== RECORDS SUPPLIED ==
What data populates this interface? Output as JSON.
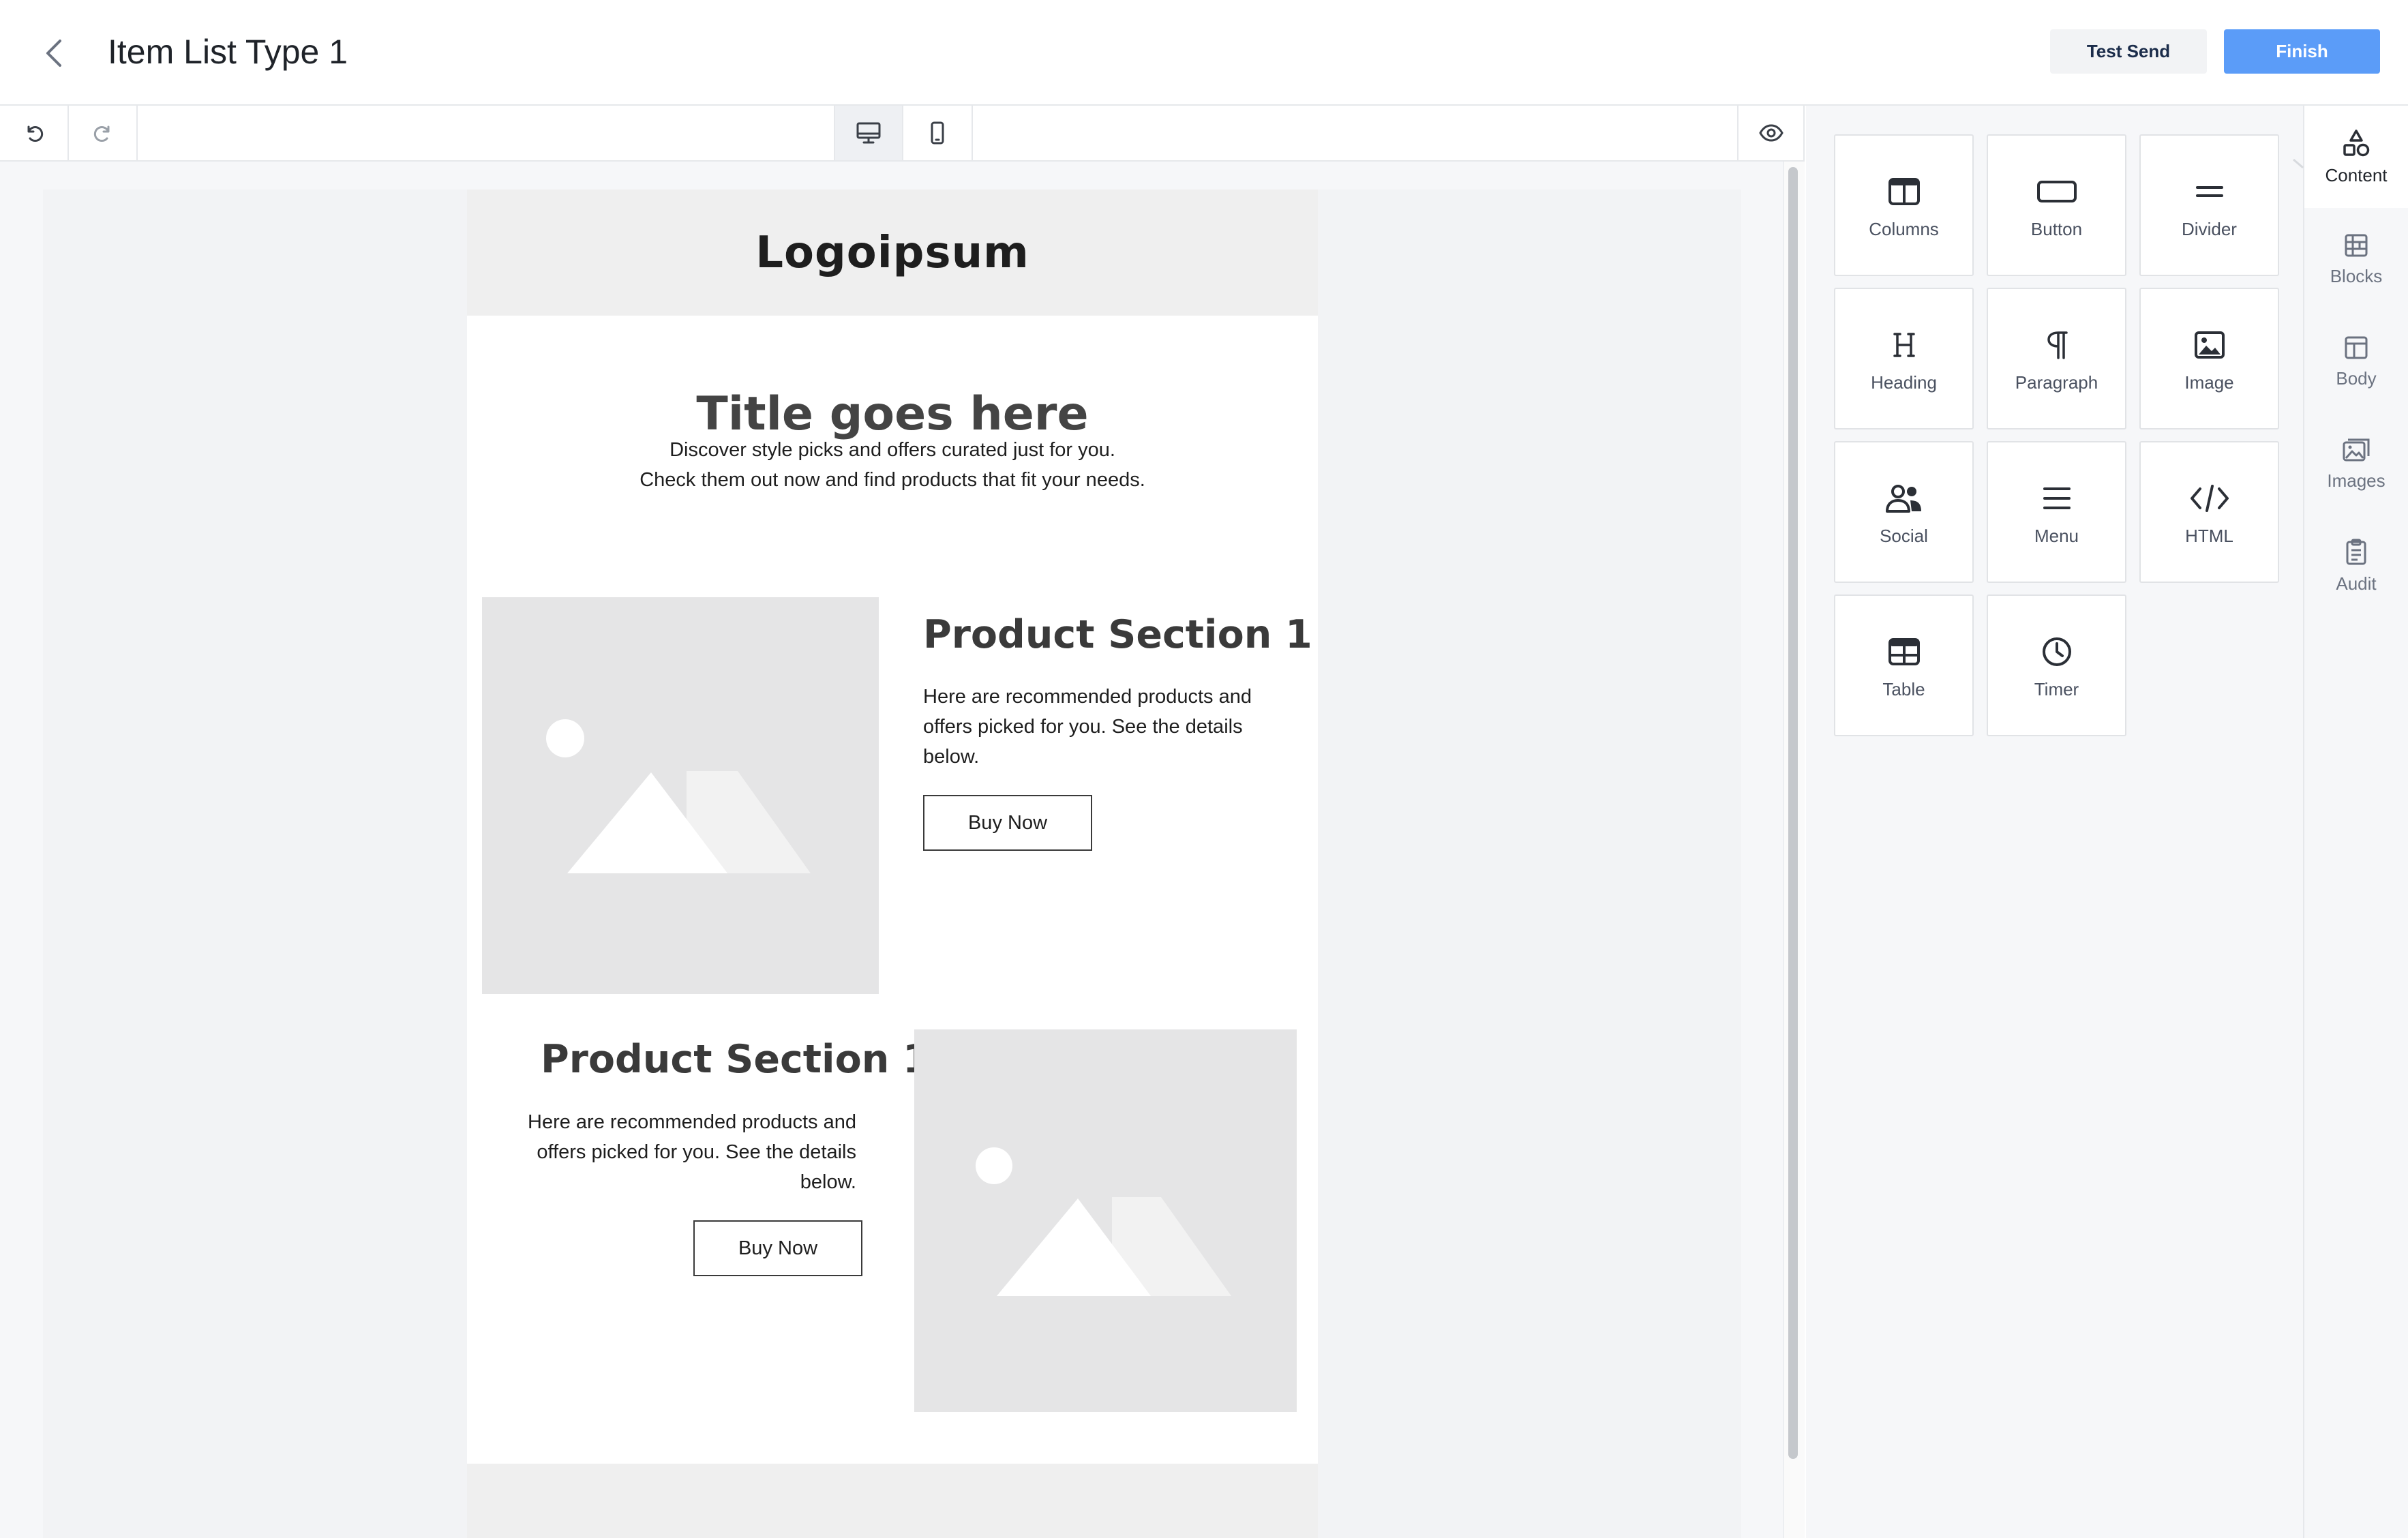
{
  "header": {
    "title": "Item List Type 1",
    "test_send_label": "Test Send",
    "finish_label": "Finish"
  },
  "email": {
    "logo": "Logoipsum",
    "title": "Title goes here",
    "intro": [
      "Discover style picks and offers curated just for you.",
      "Check them out now and find products that fit your needs."
    ],
    "products": [
      {
        "title": "Product Section 1",
        "text": "Here are recommended products and offers picked for you. See the details below.",
        "button": "Buy Now"
      },
      {
        "title": "Product Section 1",
        "text": "Here are recommended products and offers picked for you. See the details below.",
        "button": "Buy Now"
      }
    ]
  },
  "content_tools": [
    {
      "label": "Columns",
      "icon": "columns-icon"
    },
    {
      "label": "Button",
      "icon": "button-icon"
    },
    {
      "label": "Divider",
      "icon": "divider-icon"
    },
    {
      "label": "Heading",
      "icon": "heading-icon"
    },
    {
      "label": "Paragraph",
      "icon": "paragraph-icon"
    },
    {
      "label": "Image",
      "icon": "image-icon"
    },
    {
      "label": "Social",
      "icon": "social-icon"
    },
    {
      "label": "Menu",
      "icon": "menu-icon"
    },
    {
      "label": "HTML",
      "icon": "html-icon"
    },
    {
      "label": "Table",
      "icon": "table-icon"
    },
    {
      "label": "Timer",
      "icon": "timer-icon"
    }
  ],
  "side_nav": [
    {
      "label": "Content",
      "icon": "shapes-icon",
      "active": true
    },
    {
      "label": "Blocks",
      "icon": "blocks-icon",
      "active": false
    },
    {
      "label": "Body",
      "icon": "body-icon",
      "active": false
    },
    {
      "label": "Images",
      "icon": "images-icon",
      "active": false
    },
    {
      "label": "Audit",
      "icon": "audit-icon",
      "active": false
    }
  ],
  "colors": {
    "accent": "#5b9cf8",
    "canvas_bg": "#f2f3f5",
    "placeholder": "#e5e5e6"
  }
}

== WHAT NEEDS TO BE DONE ==
Verbatim reproduction of every record is required; images are left out.

== SOLVED PROBLEM ==
What data populates this interface? Output as JSON.
{
  "header": {
    "title": "Item List Type 1",
    "test_send_label": "Test Send",
    "finish_label": "Finish"
  },
  "email": {
    "logo": "Logoipsum",
    "title": "Title goes here",
    "intro": [
      "Discover style picks and offers curated just for you.",
      "Check them out now and find products that fit your needs."
    ],
    "products": [
      {
        "title": "Product Section 1",
        "text": "Here are recommended products and offers picked for you. See the details below.",
        "button": "Buy Now"
      },
      {
        "title": "Product Section 1",
        "text": "Here are recommended products and offers picked for you. See the details below.",
        "button": "Buy Now"
      }
    ]
  },
  "content_tools": [
    {
      "label": "Columns",
      "icon": "columns-icon"
    },
    {
      "label": "Button",
      "icon": "button-icon"
    },
    {
      "label": "Divider",
      "icon": "divider-icon"
    },
    {
      "label": "Heading",
      "icon": "heading-icon"
    },
    {
      "label": "Paragraph",
      "icon": "paragraph-icon"
    },
    {
      "label": "Image",
      "icon": "image-icon"
    },
    {
      "label": "Social",
      "icon": "social-icon"
    },
    {
      "label": "Menu",
      "icon": "menu-icon"
    },
    {
      "label": "HTML",
      "icon": "html-icon"
    },
    {
      "label": "Table",
      "icon": "table-icon"
    },
    {
      "label": "Timer",
      "icon": "timer-icon"
    }
  ],
  "side_nav": [
    {
      "label": "Content",
      "icon": "shapes-icon",
      "active": true
    },
    {
      "label": "Blocks",
      "icon": "blocks-icon",
      "active": false
    },
    {
      "label": "Body",
      "icon": "body-icon",
      "active": false
    },
    {
      "label": "Images",
      "icon": "images-icon",
      "active": false
    },
    {
      "label": "Audit",
      "icon": "audit-icon",
      "active": false
    }
  ],
  "colors": {
    "accent": "#5b9cf8",
    "canvas_bg": "#f2f3f5",
    "placeholder": "#e5e5e6"
  }
}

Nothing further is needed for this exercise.